Reproduce each of the following items verbatim, leaving the pictures out of your response.
Start of Raw data
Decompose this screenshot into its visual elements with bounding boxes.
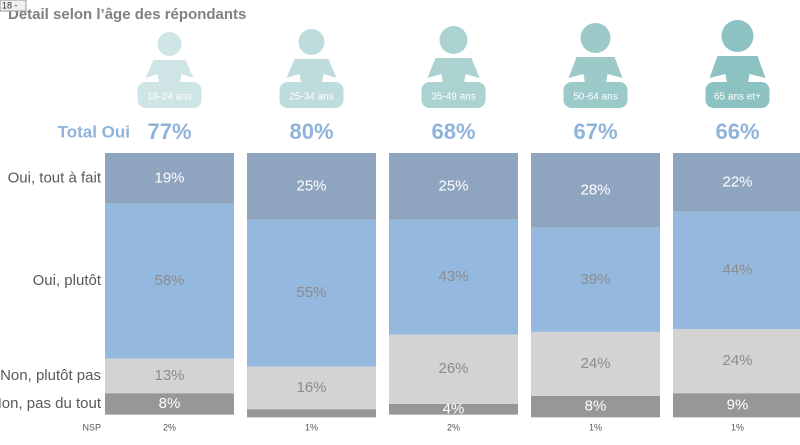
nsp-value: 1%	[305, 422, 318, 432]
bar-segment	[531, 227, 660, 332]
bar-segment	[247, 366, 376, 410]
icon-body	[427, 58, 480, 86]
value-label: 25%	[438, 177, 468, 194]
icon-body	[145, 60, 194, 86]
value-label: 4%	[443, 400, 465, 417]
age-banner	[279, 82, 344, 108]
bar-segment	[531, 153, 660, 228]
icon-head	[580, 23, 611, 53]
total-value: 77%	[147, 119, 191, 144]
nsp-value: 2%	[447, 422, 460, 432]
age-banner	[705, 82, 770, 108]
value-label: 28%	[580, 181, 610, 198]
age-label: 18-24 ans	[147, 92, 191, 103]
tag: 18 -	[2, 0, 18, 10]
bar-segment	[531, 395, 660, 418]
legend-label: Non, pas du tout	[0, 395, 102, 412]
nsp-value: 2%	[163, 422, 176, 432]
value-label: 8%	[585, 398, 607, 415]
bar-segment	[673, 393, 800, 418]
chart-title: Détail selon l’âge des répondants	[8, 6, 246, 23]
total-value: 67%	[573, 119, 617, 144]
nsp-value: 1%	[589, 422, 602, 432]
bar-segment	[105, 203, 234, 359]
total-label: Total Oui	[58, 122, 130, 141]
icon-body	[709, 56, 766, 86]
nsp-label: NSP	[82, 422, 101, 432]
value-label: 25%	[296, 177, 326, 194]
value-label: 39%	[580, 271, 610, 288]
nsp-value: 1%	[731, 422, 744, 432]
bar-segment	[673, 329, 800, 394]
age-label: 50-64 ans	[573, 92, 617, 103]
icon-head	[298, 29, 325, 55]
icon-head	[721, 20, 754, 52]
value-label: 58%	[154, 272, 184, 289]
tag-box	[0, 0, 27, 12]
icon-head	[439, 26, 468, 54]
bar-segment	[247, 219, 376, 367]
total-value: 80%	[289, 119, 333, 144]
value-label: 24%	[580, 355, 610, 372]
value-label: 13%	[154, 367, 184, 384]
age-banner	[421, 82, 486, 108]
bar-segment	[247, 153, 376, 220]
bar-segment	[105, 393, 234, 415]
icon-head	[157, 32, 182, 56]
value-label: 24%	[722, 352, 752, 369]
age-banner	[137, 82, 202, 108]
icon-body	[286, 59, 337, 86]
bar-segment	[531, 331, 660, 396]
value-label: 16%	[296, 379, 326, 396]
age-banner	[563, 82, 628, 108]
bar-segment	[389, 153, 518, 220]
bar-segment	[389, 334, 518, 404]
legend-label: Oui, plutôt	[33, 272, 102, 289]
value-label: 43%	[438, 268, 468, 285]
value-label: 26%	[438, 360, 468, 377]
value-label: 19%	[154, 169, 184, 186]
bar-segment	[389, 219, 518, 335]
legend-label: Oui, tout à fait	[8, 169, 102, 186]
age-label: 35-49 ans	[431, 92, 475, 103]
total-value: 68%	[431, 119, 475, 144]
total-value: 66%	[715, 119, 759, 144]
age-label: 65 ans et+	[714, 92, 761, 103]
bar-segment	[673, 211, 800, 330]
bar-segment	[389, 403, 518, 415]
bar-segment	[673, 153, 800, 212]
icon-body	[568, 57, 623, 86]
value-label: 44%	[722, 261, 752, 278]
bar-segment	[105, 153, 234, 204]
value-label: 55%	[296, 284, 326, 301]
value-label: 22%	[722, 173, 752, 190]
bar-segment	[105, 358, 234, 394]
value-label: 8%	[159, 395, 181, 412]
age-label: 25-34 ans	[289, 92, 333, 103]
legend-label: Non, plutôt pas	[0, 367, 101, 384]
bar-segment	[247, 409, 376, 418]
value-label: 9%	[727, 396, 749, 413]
End of Raw data
> Response
Decompose this screenshot into its visual elements with bounding boxes.
nsp-value: 1%	[305, 422, 318, 432]
bar-segment	[531, 227, 660, 332]
bar-segment	[247, 366, 376, 410]
icon-body	[427, 58, 480, 86]
value-label: 25%	[438, 177, 468, 194]
icon-body	[145, 60, 194, 86]
value-label: 4%	[443, 400, 465, 417]
age-banner	[279, 82, 344, 108]
bar-segment	[531, 153, 660, 228]
icon-head	[580, 23, 611, 53]
total-value: 77%	[147, 119, 191, 144]
nsp-value: 2%	[447, 422, 460, 432]
age-banner	[705, 82, 770, 108]
value-label: 28%	[580, 181, 610, 198]
age-label: 18-24 ans	[147, 92, 191, 103]
tag: 18 -	[2, 0, 18, 10]
bar-segment	[531, 395, 660, 418]
legend-label: Non, pas du tout	[0, 395, 102, 412]
nsp-value: 2%	[163, 422, 176, 432]
value-label: 8%	[585, 398, 607, 415]
bar-segment	[673, 393, 800, 418]
chart-title: Détail selon l’âge des répondants	[8, 6, 246, 23]
total-value: 67%	[573, 119, 617, 144]
nsp-value: 1%	[589, 422, 602, 432]
bar-segment	[105, 203, 234, 359]
total-label: Total Oui	[58, 122, 130, 141]
icon-body	[709, 56, 766, 86]
nsp-label: NSP	[82, 422, 101, 432]
value-label: 25%	[296, 177, 326, 194]
value-label: 39%	[580, 271, 610, 288]
nsp-value: 1%	[731, 422, 744, 432]
bar-segment	[673, 329, 800, 394]
age-label: 50-64 ans	[573, 92, 617, 103]
icon-head	[298, 29, 325, 55]
icon-head	[721, 20, 754, 52]
value-label: 58%	[154, 272, 184, 289]
tag-box	[0, 0, 27, 12]
icon-head	[439, 26, 468, 54]
bar-segment	[247, 219, 376, 367]
total-value: 80%	[289, 119, 333, 144]
value-label: 24%	[580, 355, 610, 372]
value-label: 13%	[154, 367, 184, 384]
age-banner	[421, 82, 486, 108]
bar-segment	[247, 153, 376, 220]
bar-segment	[105, 393, 234, 415]
icon-head	[157, 32, 182, 56]
value-label: 24%	[722, 352, 752, 369]
age-banner	[137, 82, 202, 108]
icon-body	[286, 59, 337, 86]
bar-segment	[531, 331, 660, 396]
value-label: 16%	[296, 379, 326, 396]
age-banner	[563, 82, 628, 108]
bar-segment	[389, 153, 518, 220]
bar-segment	[389, 334, 518, 404]
legend-label: Oui, plutôt	[33, 272, 102, 289]
value-label: 43%	[438, 268, 468, 285]
value-label: 26%	[438, 360, 468, 377]
value-label: 19%	[154, 169, 184, 186]
bar-segment	[389, 219, 518, 335]
legend-label: Oui, tout à fait	[8, 169, 102, 186]
age-label: 35-49 ans	[431, 92, 475, 103]
total-value: 68%	[431, 119, 475, 144]
total-value: 66%	[715, 119, 759, 144]
age-label: 65 ans et+	[714, 92, 761, 103]
bar-segment	[673, 211, 800, 330]
bar-segment	[389, 403, 518, 415]
bar-segment	[673, 153, 800, 212]
icon-body	[568, 57, 623, 86]
value-label: 44%	[722, 261, 752, 278]
bar-segment	[105, 153, 234, 204]
value-label: 55%	[296, 284, 326, 301]
value-label: 22%	[722, 173, 752, 190]
bar-segment	[105, 358, 234, 394]
value-label: 8%	[159, 395, 181, 412]
age-label: 25-34 ans	[289, 92, 333, 103]
legend-label: Non, plutôt pas	[0, 367, 101, 384]
bar-segment	[247, 409, 376, 418]
value-label: 9%	[727, 396, 749, 413]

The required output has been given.